**Exercise requirements**
Restate the whole listing exactly.

_ _ _ _

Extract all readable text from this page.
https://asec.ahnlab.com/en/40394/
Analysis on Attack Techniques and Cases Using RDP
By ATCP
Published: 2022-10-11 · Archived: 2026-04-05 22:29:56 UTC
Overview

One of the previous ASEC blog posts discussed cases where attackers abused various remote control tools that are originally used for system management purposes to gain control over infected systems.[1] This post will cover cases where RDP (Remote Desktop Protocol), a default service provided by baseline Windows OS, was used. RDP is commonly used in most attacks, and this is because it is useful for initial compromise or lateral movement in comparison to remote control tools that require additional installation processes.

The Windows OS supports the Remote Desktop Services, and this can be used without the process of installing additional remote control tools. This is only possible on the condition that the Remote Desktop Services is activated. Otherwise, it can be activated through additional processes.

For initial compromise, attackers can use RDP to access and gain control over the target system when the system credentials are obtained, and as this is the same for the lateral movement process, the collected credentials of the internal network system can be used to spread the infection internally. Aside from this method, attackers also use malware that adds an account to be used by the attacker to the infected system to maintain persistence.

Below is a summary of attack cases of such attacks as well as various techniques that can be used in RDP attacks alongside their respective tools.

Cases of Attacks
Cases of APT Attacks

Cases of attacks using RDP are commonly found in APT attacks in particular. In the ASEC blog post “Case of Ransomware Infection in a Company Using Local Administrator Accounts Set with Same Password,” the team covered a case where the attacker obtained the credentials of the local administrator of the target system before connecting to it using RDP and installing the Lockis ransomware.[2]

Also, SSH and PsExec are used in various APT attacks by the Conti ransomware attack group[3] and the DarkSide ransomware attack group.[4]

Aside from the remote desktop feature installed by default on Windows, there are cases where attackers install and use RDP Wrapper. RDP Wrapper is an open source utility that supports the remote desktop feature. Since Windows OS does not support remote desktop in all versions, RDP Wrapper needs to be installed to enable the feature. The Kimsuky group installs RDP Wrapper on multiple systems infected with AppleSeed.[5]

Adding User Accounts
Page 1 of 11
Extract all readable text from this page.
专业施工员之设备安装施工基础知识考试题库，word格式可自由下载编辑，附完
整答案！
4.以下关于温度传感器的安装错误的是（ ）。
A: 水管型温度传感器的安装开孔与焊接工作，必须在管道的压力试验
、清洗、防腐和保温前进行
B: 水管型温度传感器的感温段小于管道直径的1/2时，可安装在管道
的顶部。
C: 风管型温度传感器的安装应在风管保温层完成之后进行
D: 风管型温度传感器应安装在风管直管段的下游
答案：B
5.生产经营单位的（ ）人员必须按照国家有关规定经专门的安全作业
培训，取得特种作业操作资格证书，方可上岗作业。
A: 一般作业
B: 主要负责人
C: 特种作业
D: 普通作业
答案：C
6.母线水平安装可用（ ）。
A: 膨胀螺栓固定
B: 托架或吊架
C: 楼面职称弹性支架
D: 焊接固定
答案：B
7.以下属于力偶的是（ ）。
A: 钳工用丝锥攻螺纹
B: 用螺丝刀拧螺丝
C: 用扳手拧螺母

_ _ _ _

**Problem solution**
Extract all readable text from this page.
https://asec.ahnlab.com/en/40394/
Analysis on Attack Techniques and Cases Using RDP
By ATCP
Published: 2022-10-11 · Archived: 2026-04-05 22:29:56 UTC
Overview

One of the previous ASEC blog posts discussed cases where attackers abused various remote control tools that are originally used for system management purposes to gain control over infected systems.[1] This post will cover cases where RDP (Remote Desktop Protocol), a default service provided by baseline Windows OS, was used. RDP is commonly used in most attacks, and this is because it is useful for initial compromise or lateral movement in comparison to remote control tools that require additional installation processes.

The Windows OS supports the Remote Desktop Services, and this can be used without the process of installing additional remote control tools. This is only possible on the condition that the Remote Desktop Services is activated. Otherwise, it can be activated through additional processes.

For initial compromise, attackers can use RDP to access and gain control over the target system when the system credentials are obtained, and as this is the same for the lateral movement process, the collected credentials of the internal network system can be used to spread the infection internally. Aside from this method, attackers also use malware that adds an account to be used by the attacker to the infected system to maintain persistence.

Below is a summary of attack cases of such attacks as well as various techniques that can be used in RDP attacks alongside their respective tools.

Cases of Attacks
Cases of APT Attacks

Cases of attacks using RDP are commonly found in APT attacks in particular. In the ASEC blog post “Case of Ransomware Infection in a Company Using Local Administrator Accounts Set with Same Password,” the team covered a case where the attacker obtained the credentials of the local administrator of the target system before connecting to it using RDP and installing the Lockis ransomware.[2]

Also, SSH and PsExec are used in various APT attacks by the Conti ransomware attack group[3] and the DarkSide ransomware attack group.[4]

Aside from the remote desktop feature installed by default on Windows, there are cases where attackers install and use RDP Wrapper. RDP Wrapper is an open source utility that supports the remote desktop feature. Since Windows OS does not support remote desktop in all versions, RDP Wrapper needs to be installed to enable the feature. The Kimsuky group installs RDP Wrapper on multiple systems infected with AppleSeed.[5]

Adding User Accounts
Page 1 of 11
Extract all readable text from this page.
专业施工员之设备安装施工基础知识考试题库，word格式可自由下载编辑，附完
整答案！
4.以下关于温度传感器的安装错误的是（ ）。
A: 水管型温度传感器的安装开孔与焊接工作，必须在管道的压力试验
、清洗、防腐和保温前进行
B: 水管型温度传感器的感温段小于管道直径的1/2时，可安装在管道
的顶部。
C: 风管型温度传感器的安装应在风管保温层完成之后进行
D: 风管型温度传感器应安装在风管直管段的下游
答案：B
5.生产经营单位的（ ）人员必须按照国家有关规定经专门的安全作业
培训，取得特种作业操作资格证书，方可上岗作业。
A: 一般作业
B: 主要负责人
C: 特种作业
D: 普通作业
答案：C
6.母线水平安装可用（ ）。
A: 膨胀螺栓固定
B: 托架或吊架
C: 楼面职称弹性支架
D: 焊接固定
答案：B
7.以下属于力偶的是（ ）。
A: 钳工用丝锥攻螺纹
B: 用螺丝刀拧螺丝
C: 用扳手拧螺母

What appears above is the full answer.